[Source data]

** start **

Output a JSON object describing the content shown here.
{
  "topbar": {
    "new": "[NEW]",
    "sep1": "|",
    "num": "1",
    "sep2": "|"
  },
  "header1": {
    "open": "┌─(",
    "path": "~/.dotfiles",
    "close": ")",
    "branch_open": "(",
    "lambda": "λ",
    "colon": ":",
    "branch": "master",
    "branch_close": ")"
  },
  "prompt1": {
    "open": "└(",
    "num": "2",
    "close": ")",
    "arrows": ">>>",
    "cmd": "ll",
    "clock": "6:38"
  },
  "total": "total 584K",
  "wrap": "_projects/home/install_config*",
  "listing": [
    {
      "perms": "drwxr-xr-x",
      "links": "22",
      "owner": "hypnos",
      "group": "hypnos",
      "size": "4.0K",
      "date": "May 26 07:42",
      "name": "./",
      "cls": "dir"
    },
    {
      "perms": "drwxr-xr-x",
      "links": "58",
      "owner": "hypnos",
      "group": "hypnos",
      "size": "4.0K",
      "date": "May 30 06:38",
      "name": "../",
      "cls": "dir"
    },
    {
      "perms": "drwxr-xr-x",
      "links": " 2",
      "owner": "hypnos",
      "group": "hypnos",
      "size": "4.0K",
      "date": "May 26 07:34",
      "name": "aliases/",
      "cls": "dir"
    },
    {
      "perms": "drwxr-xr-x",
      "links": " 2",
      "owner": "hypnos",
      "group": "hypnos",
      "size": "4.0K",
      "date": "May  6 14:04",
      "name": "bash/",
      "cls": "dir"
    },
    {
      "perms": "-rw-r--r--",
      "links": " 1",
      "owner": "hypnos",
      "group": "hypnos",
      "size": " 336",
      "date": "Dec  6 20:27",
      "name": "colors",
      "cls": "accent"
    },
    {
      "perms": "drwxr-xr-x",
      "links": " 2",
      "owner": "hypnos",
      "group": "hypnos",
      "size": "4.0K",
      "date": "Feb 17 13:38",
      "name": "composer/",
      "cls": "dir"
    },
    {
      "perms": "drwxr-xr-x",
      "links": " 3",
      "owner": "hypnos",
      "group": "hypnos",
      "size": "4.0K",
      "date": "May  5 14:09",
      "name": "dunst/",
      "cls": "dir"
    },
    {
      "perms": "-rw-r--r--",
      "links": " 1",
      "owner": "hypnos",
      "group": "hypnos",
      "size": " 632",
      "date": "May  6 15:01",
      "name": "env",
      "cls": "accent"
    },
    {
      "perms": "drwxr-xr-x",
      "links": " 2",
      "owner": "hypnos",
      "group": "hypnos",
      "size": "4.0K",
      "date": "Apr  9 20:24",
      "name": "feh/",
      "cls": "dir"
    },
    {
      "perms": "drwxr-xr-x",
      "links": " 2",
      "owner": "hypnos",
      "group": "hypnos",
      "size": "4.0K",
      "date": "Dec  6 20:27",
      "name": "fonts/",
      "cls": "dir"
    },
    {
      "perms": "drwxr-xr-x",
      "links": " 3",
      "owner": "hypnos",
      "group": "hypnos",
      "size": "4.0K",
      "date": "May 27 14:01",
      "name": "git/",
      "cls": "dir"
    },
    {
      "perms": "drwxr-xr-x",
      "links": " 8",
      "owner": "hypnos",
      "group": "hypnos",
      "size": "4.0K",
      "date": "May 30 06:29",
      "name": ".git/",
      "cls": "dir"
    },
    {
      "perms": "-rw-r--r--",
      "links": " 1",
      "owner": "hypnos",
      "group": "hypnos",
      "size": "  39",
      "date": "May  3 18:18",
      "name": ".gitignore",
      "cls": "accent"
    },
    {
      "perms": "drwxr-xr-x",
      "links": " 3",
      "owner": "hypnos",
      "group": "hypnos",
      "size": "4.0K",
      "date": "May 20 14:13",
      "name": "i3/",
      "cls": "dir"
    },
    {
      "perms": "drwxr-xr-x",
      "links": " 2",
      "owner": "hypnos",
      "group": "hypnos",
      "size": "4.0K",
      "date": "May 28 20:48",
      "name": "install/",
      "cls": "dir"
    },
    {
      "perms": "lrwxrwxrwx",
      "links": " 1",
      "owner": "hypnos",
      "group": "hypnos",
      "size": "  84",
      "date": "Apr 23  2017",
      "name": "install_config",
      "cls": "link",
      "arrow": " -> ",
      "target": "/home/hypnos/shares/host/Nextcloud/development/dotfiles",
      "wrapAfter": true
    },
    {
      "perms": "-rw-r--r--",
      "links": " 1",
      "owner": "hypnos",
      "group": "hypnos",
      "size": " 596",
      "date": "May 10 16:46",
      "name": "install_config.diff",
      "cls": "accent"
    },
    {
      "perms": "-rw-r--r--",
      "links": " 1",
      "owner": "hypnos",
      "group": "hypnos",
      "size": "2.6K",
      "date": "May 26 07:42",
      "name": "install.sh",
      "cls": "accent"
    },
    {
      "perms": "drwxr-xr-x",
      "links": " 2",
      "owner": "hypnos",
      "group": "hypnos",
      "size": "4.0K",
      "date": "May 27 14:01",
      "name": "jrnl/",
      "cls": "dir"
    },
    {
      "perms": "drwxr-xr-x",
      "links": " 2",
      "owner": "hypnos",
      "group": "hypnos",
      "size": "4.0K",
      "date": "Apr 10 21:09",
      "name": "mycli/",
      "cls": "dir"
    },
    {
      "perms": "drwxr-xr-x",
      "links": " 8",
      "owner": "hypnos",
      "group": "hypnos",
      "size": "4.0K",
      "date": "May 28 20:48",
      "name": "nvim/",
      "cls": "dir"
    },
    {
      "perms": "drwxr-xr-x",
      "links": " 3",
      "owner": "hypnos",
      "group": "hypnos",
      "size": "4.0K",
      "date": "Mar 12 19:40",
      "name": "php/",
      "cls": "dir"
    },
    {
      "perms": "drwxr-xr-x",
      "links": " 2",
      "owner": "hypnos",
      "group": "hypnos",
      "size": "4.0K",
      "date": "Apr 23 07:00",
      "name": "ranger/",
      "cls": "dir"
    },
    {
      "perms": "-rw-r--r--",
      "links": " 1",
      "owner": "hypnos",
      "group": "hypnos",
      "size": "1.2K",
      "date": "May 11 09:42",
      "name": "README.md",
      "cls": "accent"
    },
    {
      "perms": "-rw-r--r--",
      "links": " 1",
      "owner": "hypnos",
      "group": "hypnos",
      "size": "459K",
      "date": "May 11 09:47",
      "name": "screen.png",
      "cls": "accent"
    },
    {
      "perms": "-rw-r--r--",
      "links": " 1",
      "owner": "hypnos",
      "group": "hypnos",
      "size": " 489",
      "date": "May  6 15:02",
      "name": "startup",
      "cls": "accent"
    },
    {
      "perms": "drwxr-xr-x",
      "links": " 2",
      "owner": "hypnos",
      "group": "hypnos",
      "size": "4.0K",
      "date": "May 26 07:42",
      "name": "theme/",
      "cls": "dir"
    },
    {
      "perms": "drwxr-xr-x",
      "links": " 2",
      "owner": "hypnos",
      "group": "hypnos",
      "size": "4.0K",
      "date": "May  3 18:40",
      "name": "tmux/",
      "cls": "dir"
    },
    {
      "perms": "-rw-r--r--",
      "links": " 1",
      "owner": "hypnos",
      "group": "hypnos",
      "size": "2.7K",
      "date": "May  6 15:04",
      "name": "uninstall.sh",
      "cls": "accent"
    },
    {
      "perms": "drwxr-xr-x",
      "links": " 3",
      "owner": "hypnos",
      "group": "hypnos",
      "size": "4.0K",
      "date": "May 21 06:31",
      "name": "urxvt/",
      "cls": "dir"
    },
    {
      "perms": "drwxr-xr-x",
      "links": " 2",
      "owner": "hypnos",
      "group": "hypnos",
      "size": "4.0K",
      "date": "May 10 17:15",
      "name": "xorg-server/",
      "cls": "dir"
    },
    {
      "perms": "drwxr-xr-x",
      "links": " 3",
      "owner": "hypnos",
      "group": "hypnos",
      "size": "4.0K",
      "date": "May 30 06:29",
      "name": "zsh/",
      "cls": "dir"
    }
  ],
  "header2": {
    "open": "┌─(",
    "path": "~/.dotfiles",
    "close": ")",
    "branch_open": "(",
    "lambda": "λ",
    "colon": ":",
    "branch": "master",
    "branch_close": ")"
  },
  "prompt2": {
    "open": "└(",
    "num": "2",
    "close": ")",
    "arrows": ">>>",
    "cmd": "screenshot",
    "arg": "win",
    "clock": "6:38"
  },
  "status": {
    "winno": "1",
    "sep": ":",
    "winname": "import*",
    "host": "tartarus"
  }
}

** end **

* What you are asked to do
Extract, from the material above, each line holding the word "host".

* Output of the task
      "target": "/home/hypnos/shares/host/Nextcloud/development/dotfiles",
    "host": "tartarus"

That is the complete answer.